Exercise details: Copy the listing verbatim, excluding any images found in it.

Supplied entries:

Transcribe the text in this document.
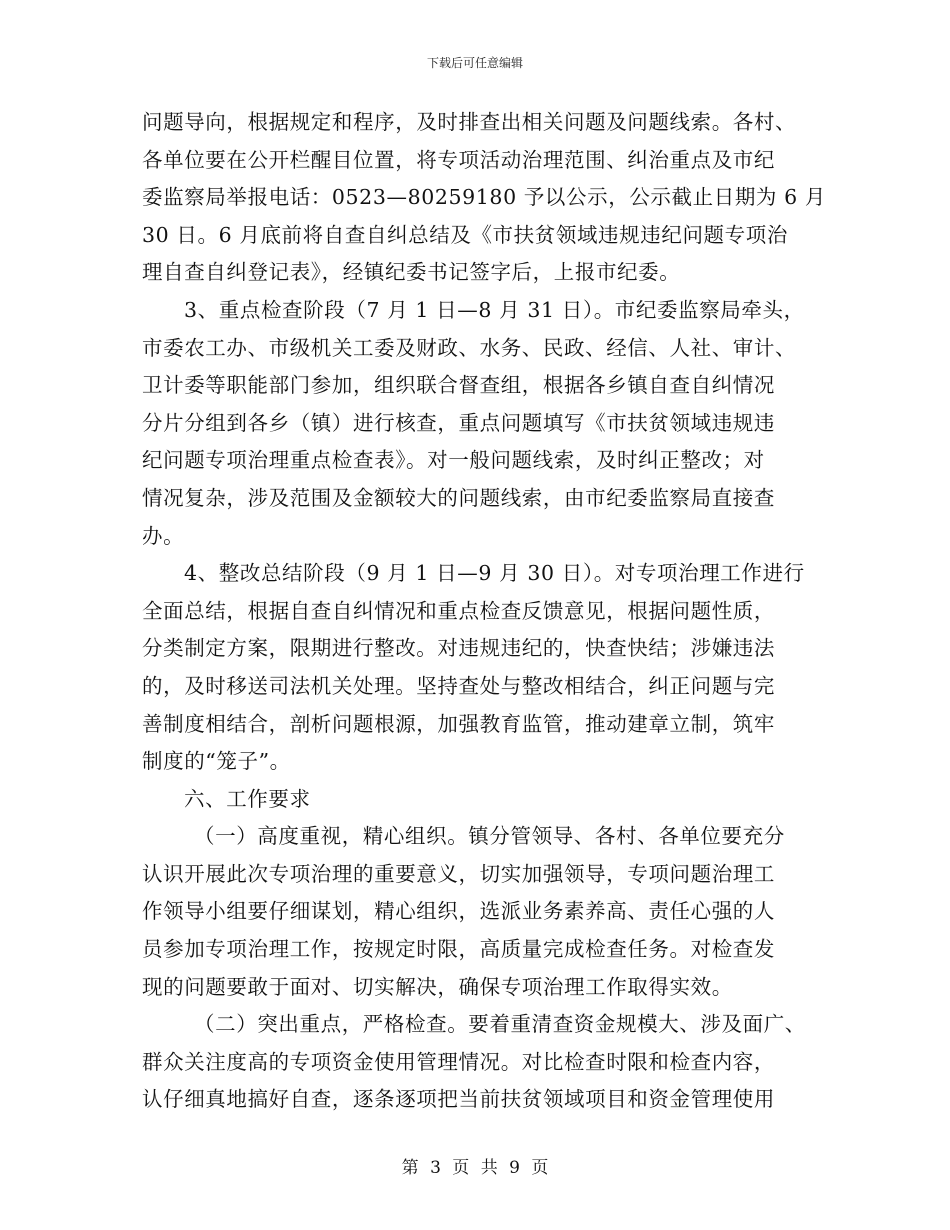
下载后可任意编辑
问题导向，根据规定和程序，及时排查出相关问题及问题线索。各村、
各单位要在公开栏醒目位置，将专项活动治理范围、纠治重点及市纪
委监察局举报电话：0523—80259180 予以公示，公示截止日期为 6 月
30 日。6 月底前将自查自纠总结及《市扶贫领域违规违纪问题专项治
理自查自纠登记表》，经镇纪委书记签字后，上报市纪委。
3、重点检查阶段（7 月 1 日—8 月 31 日）。市纪委监察局牵头，
市委农工办、市级机关工委及财政、水务、民政、经信、人社、审计、
卫计委等职能部门参加，组织联合督查组，根据各乡镇自查自纠情况
分片分组到各乡（镇）进行核查，重点问题填写《市扶贫领域违规违
纪问题专项治理重点检查表》。对一般问题线索，及时纠正整改；对
情况复杂，涉及范围及金额较大的问题线索，由市纪委监察局直接查
办。
4、整改总结阶段（9 月 1 日—9 月 30 日）。对专项治理工作进行
全面总结，根据自查自纠情况和重点检查反馈意见，根据问题性质，
分类制定方案，限期进行整改。对违规违纪的，快查快结；涉嫌违法
的，及时移送司法机关处理。坚持查处与整改相结合，纠正问题与完
善制度相结合，剖析问题根源，加强教育监管，推动建章立制，筑牢
制度的“笼子”。
六、工作要求
（一）高度重视，精心组织。镇分管领导、各村、各单位要充分
认识开展此次专项治理的重要意义，切实加强领导，专项问题治理工
作领导小组要仔细谋划，精心组织，选派业务素养高、责任心强的人
员参加专项治理工作，按规定时限，高质量完成检查任务。对检查发
现的问题要敢于面对、切实解决，确保专项治理工作取得实效。
（二）突出重点，严格检查。要着重清查资金规模大、涉及面广、
群众关注度高的专项资金使用管理情况。对比检查时限和检查内容，
认仔细真地搞好自查，逐条逐项把当前扶贫领域项目和资金管理使用
第 3 页 共 9 页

The output:
Transcribe the text in this document.
下载后可任意编辑
问题导向，根据规定和程序，及时排查出相关问题及问题线索。各村、
各单位要在公开栏醒目位置，将专项活动治理范围、纠治重点及市纪
委监察局举报电话：0523—80259180 予以公示，公示截止日期为 6 月
30 日。6 月底前将自查自纠总结及《市扶贫领域违规违纪问题专项治
理自查自纠登记表》，经镇纪委书记签字后，上报市纪委。
3、重点检查阶段（7 月 1 日—8 月 31 日）。市纪委监察局牵头，
市委农工办、市级机关工委及财政、水务、民政、经信、人社、审计、
卫计委等职能部门参加，组织联合督查组，根据各乡镇自查自纠情况
分片分组到各乡（镇）进行核查，重点问题填写《市扶贫领域违规违
纪问题专项治理重点检查表》。对一般问题线索，及时纠正整改；对
情况复杂，涉及范围及金额较大的问题线索，由市纪委监察局直接查
办。
4、整改总结阶段（9 月 1 日—9 月 30 日）。对专项治理工作进行
全面总结，根据自查自纠情况和重点检查反馈意见，根据问题性质，
分类制定方案，限期进行整改。对违规违纪的，快查快结；涉嫌违法
的，及时移送司法机关处理。坚持查处与整改相结合，纠正问题与完
善制度相结合，剖析问题根源，加强教育监管，推动建章立制，筑牢
制度的“笼子”。
六、工作要求
（一）高度重视，精心组织。镇分管领导、各村、各单位要充分
认识开展此次专项治理的重要意义，切实加强领导，专项问题治理工
作领导小组要仔细谋划，精心组织，选派业务素养高、责任心强的人
员参加专项治理工作，按规定时限，高质量完成检查任务。对检查发
现的问题要敢于面对、切实解决，确保专项治理工作取得实效。
（二）突出重点，严格检查。要着重清查资金规模大、涉及面广、
群众关注度高的专项资金使用管理情况。对比检查时限和检查内容，
认仔细真地搞好自查，逐条逐项把当前扶贫领域项目和资金管理使用
第 3 页 共 9 页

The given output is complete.